DATA FOR THIS EXERCISE:
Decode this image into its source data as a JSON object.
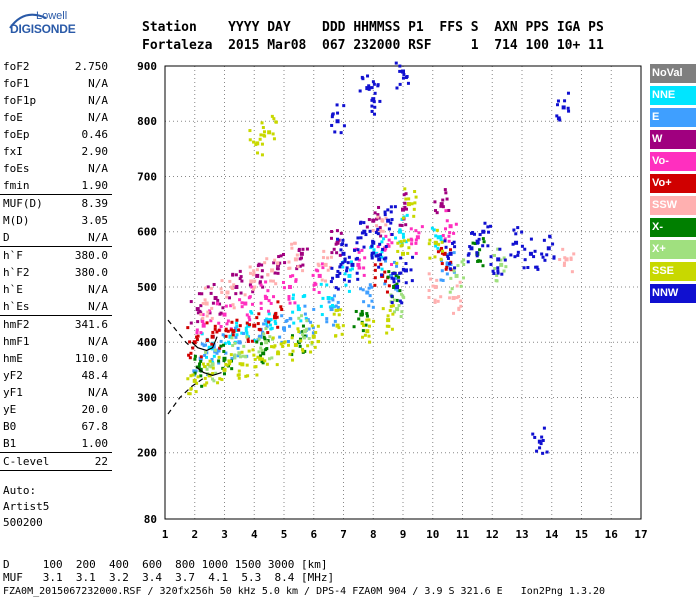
{
  "logo": {
    "line1": "Lowell",
    "line2": "DIGISONDE"
  },
  "header": {
    "col_labels": [
      "Station",
      "YYYY DAY",
      "DDD",
      "HHMMSS",
      "P1",
      "FFS",
      "S",
      "AXN",
      "PPS",
      "IGA",
      "PS"
    ],
    "row1": "Station    YYYY DAY    DDD HHMMSS P1  FFS S  AXN PPS IGA PS",
    "row2": "Fortaleza  2015 Mar08  067 232000 RSF     1  714 100 10+ 11"
  },
  "params": [
    {
      "k": "foF2",
      "v": "2.750"
    },
    {
      "k": "foF1",
      "v": "N/A"
    },
    {
      "k": "foF1p",
      "v": "N/A"
    },
    {
      "k": "foE",
      "v": "N/A"
    },
    {
      "k": "foEp",
      "v": "0.46"
    },
    {
      "k": "fxI",
      "v": "2.90"
    },
    {
      "k": "foEs",
      "v": "N/A"
    },
    {
      "k": "fmin",
      "v": "1.90"
    },
    {
      "sep": true
    },
    {
      "k": "MUF(D)",
      "v": "8.39"
    },
    {
      "k": "M(D)",
      "v": "3.05"
    },
    {
      "k": "D",
      "v": "N/A"
    },
    {
      "sep": true
    },
    {
      "k": "h`F",
      "v": "380.0"
    },
    {
      "k": "h`F2",
      "v": "380.0"
    },
    {
      "k": "h`E",
      "v": "N/A"
    },
    {
      "k": "h`Es",
      "v": "N/A"
    },
    {
      "sep": true
    },
    {
      "k": "hmF2",
      "v": "341.6"
    },
    {
      "k": "hmF1",
      "v": "N/A"
    },
    {
      "k": "hmE",
      "v": "110.0"
    },
    {
      "k": "yF2",
      "v": "48.4"
    },
    {
      "k": "yF1",
      "v": "N/A"
    },
    {
      "k": "yE",
      "v": "20.0"
    },
    {
      "k": "B0",
      "v": "67.8"
    },
    {
      "k": "B1",
      "v": "1.00"
    },
    {
      "sep": true
    },
    {
      "k": "C-level",
      "v": "22"
    },
    {
      "sep": true
    }
  ],
  "footer_left": [
    "Auto:",
    "Artist5",
    "500200"
  ],
  "legend": [
    {
      "label": "NoVal",
      "bg": "#7f7f7f",
      "fg": "#ffffff"
    },
    {
      "label": "NNE",
      "bg": "#00e5ff",
      "fg": "#ffffff"
    },
    {
      "label": "E",
      "bg": "#3f9fff",
      "fg": "#ffffff"
    },
    {
      "label": "W",
      "bg": "#a0007f",
      "fg": "#ffffff"
    },
    {
      "label": "Vo-",
      "bg": "#ff2fbf",
      "fg": "#ffffff"
    },
    {
      "label": "Vo+",
      "bg": "#d00000",
      "fg": "#ffffff"
    },
    {
      "label": "SSW",
      "bg": "#ffb0b0",
      "fg": "#ffffff"
    },
    {
      "label": "X-",
      "bg": "#007f00",
      "fg": "#ffffff"
    },
    {
      "label": "X+",
      "bg": "#a0e07f",
      "fg": "#ffffff"
    },
    {
      "label": "SSE",
      "bg": "#c8d800",
      "fg": "#ffffff"
    },
    {
      "label": "NNW",
      "bg": "#1010d0",
      "fg": "#ffffff"
    }
  ],
  "bottom": {
    "row1": "D     100  200  400  600  800 1000 1500 3000 [km]",
    "row2": "MUF   3.1  3.1  3.2  3.4  3.7  4.1  5.3  8.4 [MHz]",
    "row3": "FZA0M_2015067232000.RSF / 320fx256h 50 kHz 5.0 km / DPS-4 FZA0M 904 / 3.9 S 321.6 E   Ion2Png 1.3.20"
  },
  "chart_data": {
    "type": "scatter",
    "title": "",
    "xlabel": "",
    "ylabel": "",
    "xlim": [
      1,
      17
    ],
    "ylim": [
      80,
      900
    ],
    "x_ticks": [
      1,
      2,
      3,
      4,
      5,
      6,
      7,
      8,
      9,
      10,
      11,
      12,
      13,
      14,
      15,
      16,
      17
    ],
    "y_ticks": [
      80,
      200,
      300,
      400,
      500,
      600,
      700,
      800,
      900
    ],
    "grid": true,
    "series": [
      {
        "name": "NNE",
        "color": "#00e5ff",
        "points": [
          [
            2.5,
            390
          ],
          [
            3.2,
            410
          ],
          [
            3.8,
            430
          ],
          [
            4.5,
            440
          ],
          [
            5.5,
            460
          ],
          [
            6.5,
            480
          ],
          [
            7.2,
            520
          ],
          [
            8.1,
            560
          ],
          [
            8.9,
            600
          ],
          [
            10.2,
            590
          ]
        ]
      },
      {
        "name": "E",
        "color": "#3f9fff",
        "points": [
          [
            2.2,
            370
          ],
          [
            2.8,
            385
          ],
          [
            3.5,
            400
          ],
          [
            4.2,
            410
          ],
          [
            5.0,
            425
          ],
          [
            5.8,
            440
          ],
          [
            6.6,
            460
          ],
          [
            7.8,
            490
          ],
          [
            8.6,
            520
          ],
          [
            10.5,
            540
          ]
        ]
      },
      {
        "name": "W",
        "color": "#a0007f",
        "points": [
          [
            2.1,
            460
          ],
          [
            2.7,
            480
          ],
          [
            3.4,
            500
          ],
          [
            4.1,
            520
          ],
          [
            4.8,
            540
          ],
          [
            5.6,
            560
          ],
          [
            6.8,
            580
          ],
          [
            8.0,
            620
          ],
          [
            9.0,
            640
          ],
          [
            10.3,
            650
          ]
        ]
      },
      {
        "name": "Vo-",
        "color": "#ff2fbf",
        "points": [
          [
            2.3,
            430
          ],
          [
            3.0,
            450
          ],
          [
            3.7,
            470
          ],
          [
            4.4,
            480
          ],
          [
            5.2,
            500
          ],
          [
            6.2,
            520
          ],
          [
            7.5,
            540
          ],
          [
            8.4,
            570
          ],
          [
            9.5,
            590
          ],
          [
            10.6,
            610
          ]
        ]
      },
      {
        "name": "Vo+",
        "color": "#d00000",
        "points": [
          [
            2.0,
            400
          ],
          [
            2.6,
            410
          ],
          [
            3.3,
            420
          ],
          [
            4.0,
            430
          ],
          [
            4.7,
            445
          ],
          [
            8.3,
            520
          ],
          [
            10.4,
            560
          ]
        ]
      },
      {
        "name": "SSW",
        "color": "#ffb0b0",
        "points": [
          [
            2.4,
            470
          ],
          [
            3.1,
            490
          ],
          [
            3.9,
            510
          ],
          [
            4.6,
            530
          ],
          [
            5.4,
            550
          ],
          [
            6.4,
            540
          ],
          [
            8.2,
            600
          ],
          [
            10.1,
            500
          ],
          [
            10.7,
            480
          ],
          [
            14.5,
            550
          ]
        ]
      },
      {
        "name": "X-",
        "color": "#007f00",
        "points": [
          [
            2.2,
            350
          ],
          [
            3.0,
            370
          ],
          [
            4.3,
            380
          ],
          [
            5.5,
            400
          ],
          [
            7.6,
            450
          ],
          [
            8.7,
            500
          ],
          [
            11.5,
            560
          ]
        ]
      },
      {
        "name": "X+",
        "color": "#a0e07f",
        "points": [
          [
            2.6,
            360
          ],
          [
            3.5,
            380
          ],
          [
            4.4,
            400
          ],
          [
            5.7,
            420
          ],
          [
            8.8,
            460
          ],
          [
            10.8,
            520
          ],
          [
            12.3,
            540
          ]
        ]
      },
      {
        "name": "SSE",
        "color": "#c8d800",
        "points": [
          [
            2.0,
            330
          ],
          [
            2.5,
            340
          ],
          [
            3.0,
            350
          ],
          [
            3.6,
            360
          ],
          [
            4.2,
            370
          ],
          [
            4.8,
            380
          ],
          [
            5.4,
            395
          ],
          [
            6.0,
            410
          ],
          [
            6.8,
            430
          ],
          [
            7.8,
            420
          ],
          [
            8.5,
            440
          ],
          [
            9.0,
            560
          ],
          [
            9.2,
            650
          ],
          [
            10.1,
            580
          ],
          [
            4.1,
            760
          ],
          [
            4.5,
            780
          ]
        ]
      },
      {
        "name": "NNW",
        "color": "#1010d0",
        "points": [
          [
            6.8,
            520
          ],
          [
            7.0,
            560
          ],
          [
            7.3,
            540
          ],
          [
            7.7,
            600
          ],
          [
            8.0,
            580
          ],
          [
            8.2,
            550
          ],
          [
            8.5,
            620
          ],
          [
            8.8,
            500
          ],
          [
            9.1,
            530
          ],
          [
            10.6,
            560
          ],
          [
            11.3,
            570
          ],
          [
            11.7,
            600
          ],
          [
            12.2,
            550
          ],
          [
            12.8,
            580
          ],
          [
            13.3,
            560
          ],
          [
            13.9,
            570
          ],
          [
            7.8,
            860
          ],
          [
            8.0,
            840
          ],
          [
            6.8,
            800
          ],
          [
            14.4,
            825
          ],
          [
            13.6,
            220
          ],
          [
            9.0,
            890
          ]
        ]
      }
    ],
    "traces": [
      {
        "name": "O-trace",
        "style": "solid",
        "points": [
          [
            1.9,
            400
          ],
          [
            2.1,
            390
          ],
          [
            2.4,
            385
          ],
          [
            2.6,
            390
          ],
          [
            2.75,
            410
          ]
        ]
      },
      {
        "name": "X-trace",
        "style": "solid",
        "points": [
          [
            2.05,
            355
          ],
          [
            2.3,
            345
          ],
          [
            2.6,
            340
          ],
          [
            2.9,
            345
          ]
        ]
      },
      {
        "name": "profile",
        "style": "dashed",
        "points": [
          [
            1.1,
            440
          ],
          [
            1.4,
            420
          ],
          [
            1.7,
            400
          ],
          [
            1.9,
            390
          ]
        ]
      },
      {
        "name": "profile-x",
        "style": "dashed",
        "points": [
          [
            1.1,
            270
          ],
          [
            1.5,
            300
          ],
          [
            1.9,
            320
          ],
          [
            2.3,
            335
          ]
        ]
      }
    ]
  }
}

TASK REQUIREMENTS:
Copy every line of the listing containing the string "Station".

RESULT OF THE TASK:
      "Station",
    "row1": "Station    YYYY DAY    DDD HHMMSS P1  FFS S  AXN PPS IGA PS",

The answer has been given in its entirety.